--- Directions for this task ---
Within this material, how many lines have the string "handling" in them? The answer is a number, with nothing added.

Data entries
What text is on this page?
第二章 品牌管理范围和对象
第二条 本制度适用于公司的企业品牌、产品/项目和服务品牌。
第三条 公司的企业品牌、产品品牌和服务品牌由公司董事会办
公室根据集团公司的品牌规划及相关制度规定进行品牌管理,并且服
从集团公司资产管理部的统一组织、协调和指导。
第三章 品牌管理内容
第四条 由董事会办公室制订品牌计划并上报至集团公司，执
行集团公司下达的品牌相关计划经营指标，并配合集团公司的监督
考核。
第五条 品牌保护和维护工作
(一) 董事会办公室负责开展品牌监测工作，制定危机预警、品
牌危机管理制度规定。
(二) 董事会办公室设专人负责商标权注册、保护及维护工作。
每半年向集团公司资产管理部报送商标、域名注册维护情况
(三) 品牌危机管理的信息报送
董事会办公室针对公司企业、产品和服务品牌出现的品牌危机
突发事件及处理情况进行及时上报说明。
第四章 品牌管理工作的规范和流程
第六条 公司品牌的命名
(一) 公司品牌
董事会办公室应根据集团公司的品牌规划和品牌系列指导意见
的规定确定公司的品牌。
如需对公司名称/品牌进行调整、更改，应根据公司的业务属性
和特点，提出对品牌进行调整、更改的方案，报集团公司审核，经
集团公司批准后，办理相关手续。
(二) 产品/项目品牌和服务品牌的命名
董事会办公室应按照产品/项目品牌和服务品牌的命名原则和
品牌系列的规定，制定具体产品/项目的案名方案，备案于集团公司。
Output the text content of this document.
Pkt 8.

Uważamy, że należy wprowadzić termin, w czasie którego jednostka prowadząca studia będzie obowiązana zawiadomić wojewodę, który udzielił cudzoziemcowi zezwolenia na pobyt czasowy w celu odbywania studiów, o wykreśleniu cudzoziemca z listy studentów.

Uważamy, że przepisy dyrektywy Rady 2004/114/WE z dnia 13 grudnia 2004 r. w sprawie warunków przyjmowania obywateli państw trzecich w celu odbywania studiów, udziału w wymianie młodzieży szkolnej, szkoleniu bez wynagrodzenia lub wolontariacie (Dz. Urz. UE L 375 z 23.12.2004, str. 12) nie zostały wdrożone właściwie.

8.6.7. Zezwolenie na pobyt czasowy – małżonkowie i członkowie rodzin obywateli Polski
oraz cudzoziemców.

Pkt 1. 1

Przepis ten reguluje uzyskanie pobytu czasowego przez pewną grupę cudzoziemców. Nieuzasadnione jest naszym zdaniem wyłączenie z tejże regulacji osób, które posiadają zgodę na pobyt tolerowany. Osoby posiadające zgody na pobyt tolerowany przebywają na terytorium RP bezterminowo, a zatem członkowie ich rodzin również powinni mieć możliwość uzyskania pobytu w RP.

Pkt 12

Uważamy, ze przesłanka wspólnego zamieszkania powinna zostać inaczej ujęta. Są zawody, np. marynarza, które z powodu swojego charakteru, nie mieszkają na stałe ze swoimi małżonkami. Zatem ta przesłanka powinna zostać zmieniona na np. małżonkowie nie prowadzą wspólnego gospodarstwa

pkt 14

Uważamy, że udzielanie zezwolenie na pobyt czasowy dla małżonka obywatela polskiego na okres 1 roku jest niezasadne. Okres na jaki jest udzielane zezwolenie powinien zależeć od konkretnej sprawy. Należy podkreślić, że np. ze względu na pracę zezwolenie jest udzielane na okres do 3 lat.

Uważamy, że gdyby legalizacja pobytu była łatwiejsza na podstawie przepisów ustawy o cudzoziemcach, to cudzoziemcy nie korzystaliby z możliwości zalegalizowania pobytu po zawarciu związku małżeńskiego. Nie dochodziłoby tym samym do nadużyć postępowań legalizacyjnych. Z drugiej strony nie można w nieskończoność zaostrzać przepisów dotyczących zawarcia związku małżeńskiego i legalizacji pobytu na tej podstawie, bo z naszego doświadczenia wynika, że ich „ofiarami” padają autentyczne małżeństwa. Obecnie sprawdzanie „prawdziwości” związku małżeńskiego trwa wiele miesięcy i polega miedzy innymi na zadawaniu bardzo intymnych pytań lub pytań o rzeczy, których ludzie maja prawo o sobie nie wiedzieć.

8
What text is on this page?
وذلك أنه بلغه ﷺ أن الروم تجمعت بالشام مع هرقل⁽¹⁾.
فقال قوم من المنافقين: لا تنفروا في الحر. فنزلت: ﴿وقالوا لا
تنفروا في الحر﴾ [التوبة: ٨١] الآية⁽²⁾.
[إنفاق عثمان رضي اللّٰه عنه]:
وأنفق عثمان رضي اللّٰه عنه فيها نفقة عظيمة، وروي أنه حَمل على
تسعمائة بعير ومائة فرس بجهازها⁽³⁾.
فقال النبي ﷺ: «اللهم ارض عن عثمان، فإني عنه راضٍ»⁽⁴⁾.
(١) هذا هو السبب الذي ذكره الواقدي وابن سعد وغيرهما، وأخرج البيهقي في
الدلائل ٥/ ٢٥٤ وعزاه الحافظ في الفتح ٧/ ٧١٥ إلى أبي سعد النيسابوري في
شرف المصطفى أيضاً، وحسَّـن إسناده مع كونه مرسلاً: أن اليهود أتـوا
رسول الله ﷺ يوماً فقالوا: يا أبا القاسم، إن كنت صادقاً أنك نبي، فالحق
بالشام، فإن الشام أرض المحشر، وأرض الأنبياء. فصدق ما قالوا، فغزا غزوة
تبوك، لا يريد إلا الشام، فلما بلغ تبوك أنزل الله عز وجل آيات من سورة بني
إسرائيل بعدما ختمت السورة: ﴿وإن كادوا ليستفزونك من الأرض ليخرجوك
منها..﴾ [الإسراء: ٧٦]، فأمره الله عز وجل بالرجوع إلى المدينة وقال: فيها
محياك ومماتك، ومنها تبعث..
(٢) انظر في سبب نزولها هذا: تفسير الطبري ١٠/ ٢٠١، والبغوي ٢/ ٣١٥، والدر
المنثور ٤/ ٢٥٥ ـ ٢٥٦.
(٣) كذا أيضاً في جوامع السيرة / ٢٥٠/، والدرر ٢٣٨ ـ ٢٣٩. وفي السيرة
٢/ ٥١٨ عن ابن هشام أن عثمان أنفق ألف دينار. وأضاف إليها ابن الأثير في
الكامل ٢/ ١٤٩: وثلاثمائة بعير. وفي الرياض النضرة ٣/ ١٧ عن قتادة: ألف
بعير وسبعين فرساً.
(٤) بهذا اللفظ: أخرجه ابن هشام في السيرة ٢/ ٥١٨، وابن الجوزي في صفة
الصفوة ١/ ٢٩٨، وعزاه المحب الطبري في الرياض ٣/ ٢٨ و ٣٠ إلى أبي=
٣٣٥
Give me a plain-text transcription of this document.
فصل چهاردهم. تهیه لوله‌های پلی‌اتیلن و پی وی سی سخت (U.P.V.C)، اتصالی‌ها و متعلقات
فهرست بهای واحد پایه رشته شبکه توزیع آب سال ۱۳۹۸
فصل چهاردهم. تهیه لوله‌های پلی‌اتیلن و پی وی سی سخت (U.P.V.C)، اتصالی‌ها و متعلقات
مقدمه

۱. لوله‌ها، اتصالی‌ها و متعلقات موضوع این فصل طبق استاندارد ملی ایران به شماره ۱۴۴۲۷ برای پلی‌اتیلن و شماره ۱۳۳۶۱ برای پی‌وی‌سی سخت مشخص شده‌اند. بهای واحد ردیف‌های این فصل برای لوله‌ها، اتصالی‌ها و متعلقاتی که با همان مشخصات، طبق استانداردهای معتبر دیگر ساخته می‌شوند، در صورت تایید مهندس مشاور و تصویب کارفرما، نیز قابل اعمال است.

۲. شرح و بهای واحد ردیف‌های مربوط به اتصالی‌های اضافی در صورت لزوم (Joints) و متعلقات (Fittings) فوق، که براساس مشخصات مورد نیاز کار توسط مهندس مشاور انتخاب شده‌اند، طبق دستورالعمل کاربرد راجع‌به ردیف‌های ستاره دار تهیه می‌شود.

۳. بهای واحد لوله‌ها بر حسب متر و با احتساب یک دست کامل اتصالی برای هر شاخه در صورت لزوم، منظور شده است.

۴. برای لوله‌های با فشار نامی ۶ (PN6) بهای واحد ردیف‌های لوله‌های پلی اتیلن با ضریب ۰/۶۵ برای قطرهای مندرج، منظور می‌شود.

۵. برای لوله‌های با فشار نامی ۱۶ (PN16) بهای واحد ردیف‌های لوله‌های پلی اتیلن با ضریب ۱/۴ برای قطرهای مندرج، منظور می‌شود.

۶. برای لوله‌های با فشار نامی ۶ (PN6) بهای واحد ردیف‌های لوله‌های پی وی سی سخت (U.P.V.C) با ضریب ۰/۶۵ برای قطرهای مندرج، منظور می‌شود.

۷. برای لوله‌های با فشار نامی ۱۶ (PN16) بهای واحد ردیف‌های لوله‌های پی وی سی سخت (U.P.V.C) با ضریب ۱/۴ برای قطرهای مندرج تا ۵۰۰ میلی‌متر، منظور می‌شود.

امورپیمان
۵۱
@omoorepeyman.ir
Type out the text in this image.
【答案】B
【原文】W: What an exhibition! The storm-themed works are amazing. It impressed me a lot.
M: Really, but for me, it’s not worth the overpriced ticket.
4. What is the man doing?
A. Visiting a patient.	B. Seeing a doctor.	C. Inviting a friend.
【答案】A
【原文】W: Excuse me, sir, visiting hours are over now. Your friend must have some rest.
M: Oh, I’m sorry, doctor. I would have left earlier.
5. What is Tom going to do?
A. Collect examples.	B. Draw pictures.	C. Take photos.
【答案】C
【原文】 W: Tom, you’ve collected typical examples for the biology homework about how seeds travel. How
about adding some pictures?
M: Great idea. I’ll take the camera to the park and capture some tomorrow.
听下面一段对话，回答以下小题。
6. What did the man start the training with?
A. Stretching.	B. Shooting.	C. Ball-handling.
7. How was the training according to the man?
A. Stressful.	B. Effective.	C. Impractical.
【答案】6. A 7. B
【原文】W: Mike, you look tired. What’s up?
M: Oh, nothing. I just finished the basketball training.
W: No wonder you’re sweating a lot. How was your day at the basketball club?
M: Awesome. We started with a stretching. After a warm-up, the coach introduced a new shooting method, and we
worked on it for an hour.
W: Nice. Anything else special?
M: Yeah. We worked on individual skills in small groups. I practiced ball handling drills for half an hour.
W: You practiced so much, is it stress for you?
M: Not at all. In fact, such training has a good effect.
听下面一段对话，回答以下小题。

--- Response to the task ---
2